*Extracts from a graphics dataset*:

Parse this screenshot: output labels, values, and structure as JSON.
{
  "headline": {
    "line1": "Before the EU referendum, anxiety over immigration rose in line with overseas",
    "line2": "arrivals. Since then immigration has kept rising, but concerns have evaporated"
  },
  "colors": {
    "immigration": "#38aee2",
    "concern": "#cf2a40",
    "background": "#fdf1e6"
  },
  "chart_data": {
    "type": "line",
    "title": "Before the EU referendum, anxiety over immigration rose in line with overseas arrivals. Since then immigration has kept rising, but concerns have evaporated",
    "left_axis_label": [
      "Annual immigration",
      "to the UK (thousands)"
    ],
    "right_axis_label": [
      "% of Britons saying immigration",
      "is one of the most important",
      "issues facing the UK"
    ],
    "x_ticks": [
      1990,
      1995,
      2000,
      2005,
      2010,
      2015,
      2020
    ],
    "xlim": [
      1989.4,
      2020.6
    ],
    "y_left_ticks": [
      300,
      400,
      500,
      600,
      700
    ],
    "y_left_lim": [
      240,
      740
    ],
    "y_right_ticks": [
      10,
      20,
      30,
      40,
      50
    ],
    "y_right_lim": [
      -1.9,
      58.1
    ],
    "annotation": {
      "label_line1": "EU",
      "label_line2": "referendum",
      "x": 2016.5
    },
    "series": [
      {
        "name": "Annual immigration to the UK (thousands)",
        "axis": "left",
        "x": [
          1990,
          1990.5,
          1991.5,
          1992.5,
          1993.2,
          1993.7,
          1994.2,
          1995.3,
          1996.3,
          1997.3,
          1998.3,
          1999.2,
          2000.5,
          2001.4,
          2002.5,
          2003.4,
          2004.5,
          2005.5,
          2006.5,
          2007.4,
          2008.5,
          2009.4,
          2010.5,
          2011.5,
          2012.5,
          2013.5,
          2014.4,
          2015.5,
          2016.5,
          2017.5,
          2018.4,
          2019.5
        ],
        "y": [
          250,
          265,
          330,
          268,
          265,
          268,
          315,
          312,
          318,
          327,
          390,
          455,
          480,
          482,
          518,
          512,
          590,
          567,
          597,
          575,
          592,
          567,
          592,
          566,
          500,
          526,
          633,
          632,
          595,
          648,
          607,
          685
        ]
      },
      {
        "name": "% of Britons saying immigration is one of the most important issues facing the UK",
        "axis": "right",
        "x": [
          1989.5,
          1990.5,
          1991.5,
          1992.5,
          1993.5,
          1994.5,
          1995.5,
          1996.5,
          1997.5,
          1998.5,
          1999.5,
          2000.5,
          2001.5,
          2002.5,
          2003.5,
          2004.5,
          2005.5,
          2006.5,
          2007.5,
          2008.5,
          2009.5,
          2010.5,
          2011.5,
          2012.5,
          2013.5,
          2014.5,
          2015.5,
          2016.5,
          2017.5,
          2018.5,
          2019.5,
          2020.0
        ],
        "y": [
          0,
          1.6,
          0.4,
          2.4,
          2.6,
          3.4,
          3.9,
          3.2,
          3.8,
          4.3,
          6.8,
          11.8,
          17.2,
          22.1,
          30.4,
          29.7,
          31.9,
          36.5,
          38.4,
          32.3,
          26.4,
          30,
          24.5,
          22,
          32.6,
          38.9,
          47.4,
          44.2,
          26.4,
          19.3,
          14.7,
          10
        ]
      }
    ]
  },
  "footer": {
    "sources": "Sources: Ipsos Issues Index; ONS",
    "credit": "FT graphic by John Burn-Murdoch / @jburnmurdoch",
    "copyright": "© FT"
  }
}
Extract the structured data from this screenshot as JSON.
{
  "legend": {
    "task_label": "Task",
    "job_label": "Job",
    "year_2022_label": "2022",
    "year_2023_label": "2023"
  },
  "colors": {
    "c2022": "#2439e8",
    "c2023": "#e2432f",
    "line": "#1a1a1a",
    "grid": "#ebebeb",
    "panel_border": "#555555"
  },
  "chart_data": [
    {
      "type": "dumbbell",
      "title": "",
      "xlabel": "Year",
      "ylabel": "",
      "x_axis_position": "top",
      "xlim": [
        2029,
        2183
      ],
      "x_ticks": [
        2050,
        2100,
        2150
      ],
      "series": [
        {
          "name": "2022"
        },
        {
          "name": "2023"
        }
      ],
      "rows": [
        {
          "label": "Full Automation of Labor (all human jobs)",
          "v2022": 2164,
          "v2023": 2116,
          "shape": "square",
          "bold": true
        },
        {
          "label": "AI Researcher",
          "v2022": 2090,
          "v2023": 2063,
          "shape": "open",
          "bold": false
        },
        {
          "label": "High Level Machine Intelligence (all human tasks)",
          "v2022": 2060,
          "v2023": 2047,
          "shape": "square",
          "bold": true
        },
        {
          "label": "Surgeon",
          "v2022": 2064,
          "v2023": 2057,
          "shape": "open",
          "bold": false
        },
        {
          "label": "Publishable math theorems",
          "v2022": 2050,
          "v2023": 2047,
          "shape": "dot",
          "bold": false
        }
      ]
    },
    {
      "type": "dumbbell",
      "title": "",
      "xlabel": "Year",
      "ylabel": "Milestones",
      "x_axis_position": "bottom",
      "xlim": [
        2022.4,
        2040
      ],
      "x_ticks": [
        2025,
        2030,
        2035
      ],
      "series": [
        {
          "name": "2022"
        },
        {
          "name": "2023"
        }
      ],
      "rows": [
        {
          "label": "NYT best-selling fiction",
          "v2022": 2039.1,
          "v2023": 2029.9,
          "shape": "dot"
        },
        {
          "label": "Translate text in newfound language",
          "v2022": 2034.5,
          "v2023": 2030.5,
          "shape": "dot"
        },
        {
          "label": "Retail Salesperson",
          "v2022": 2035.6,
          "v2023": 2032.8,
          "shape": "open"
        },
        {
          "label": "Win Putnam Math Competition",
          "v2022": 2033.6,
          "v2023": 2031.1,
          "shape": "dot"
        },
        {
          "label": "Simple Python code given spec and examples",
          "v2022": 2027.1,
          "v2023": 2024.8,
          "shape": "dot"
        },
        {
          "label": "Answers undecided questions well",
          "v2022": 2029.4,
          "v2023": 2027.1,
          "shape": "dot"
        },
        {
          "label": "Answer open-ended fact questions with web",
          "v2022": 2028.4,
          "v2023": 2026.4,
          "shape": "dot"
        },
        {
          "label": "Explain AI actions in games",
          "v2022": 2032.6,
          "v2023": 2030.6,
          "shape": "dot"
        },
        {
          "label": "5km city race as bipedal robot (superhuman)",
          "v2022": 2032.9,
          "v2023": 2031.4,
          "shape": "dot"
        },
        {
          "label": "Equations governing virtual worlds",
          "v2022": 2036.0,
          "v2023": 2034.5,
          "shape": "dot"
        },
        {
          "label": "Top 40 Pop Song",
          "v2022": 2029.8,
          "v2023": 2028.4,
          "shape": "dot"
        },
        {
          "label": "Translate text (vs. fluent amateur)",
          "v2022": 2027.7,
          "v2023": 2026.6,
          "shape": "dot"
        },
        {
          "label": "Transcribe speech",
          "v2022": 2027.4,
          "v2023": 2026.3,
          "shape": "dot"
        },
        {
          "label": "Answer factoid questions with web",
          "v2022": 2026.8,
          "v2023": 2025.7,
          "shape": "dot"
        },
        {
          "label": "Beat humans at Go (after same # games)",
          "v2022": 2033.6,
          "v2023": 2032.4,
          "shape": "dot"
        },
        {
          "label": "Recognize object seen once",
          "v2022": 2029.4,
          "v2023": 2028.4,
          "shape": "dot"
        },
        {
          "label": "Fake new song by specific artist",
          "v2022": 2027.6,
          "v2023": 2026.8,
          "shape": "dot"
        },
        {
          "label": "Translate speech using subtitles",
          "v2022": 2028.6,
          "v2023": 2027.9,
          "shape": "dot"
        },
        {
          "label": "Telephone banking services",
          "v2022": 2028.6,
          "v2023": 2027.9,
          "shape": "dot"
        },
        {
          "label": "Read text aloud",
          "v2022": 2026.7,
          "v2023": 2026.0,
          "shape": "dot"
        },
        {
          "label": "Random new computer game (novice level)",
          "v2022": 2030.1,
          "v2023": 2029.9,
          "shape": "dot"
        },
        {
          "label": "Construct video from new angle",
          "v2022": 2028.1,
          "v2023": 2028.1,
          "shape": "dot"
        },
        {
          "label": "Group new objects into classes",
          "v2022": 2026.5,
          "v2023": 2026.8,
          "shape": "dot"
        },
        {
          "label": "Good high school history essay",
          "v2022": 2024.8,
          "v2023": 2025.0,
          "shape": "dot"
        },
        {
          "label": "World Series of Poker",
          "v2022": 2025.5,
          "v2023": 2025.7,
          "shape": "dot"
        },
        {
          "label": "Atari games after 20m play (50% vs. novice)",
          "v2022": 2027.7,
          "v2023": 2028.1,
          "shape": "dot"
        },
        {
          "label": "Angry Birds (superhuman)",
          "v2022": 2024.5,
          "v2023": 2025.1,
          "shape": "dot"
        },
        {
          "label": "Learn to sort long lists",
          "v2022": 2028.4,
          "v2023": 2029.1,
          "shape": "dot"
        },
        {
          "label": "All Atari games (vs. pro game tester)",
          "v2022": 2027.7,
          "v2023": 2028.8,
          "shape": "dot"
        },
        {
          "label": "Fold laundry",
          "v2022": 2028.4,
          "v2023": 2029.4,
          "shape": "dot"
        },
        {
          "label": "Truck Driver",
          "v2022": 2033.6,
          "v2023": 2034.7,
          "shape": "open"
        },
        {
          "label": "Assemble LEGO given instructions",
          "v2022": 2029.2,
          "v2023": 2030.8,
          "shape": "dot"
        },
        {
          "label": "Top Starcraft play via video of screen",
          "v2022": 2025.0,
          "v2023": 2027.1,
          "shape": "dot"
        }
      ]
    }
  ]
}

*Problem requirements*:
From the data above, copy each line where the string "Annual" appears.

*Response to the exercise*:
      "Annual immigration",
        "name": "Annual immigration to the UK (thousands)",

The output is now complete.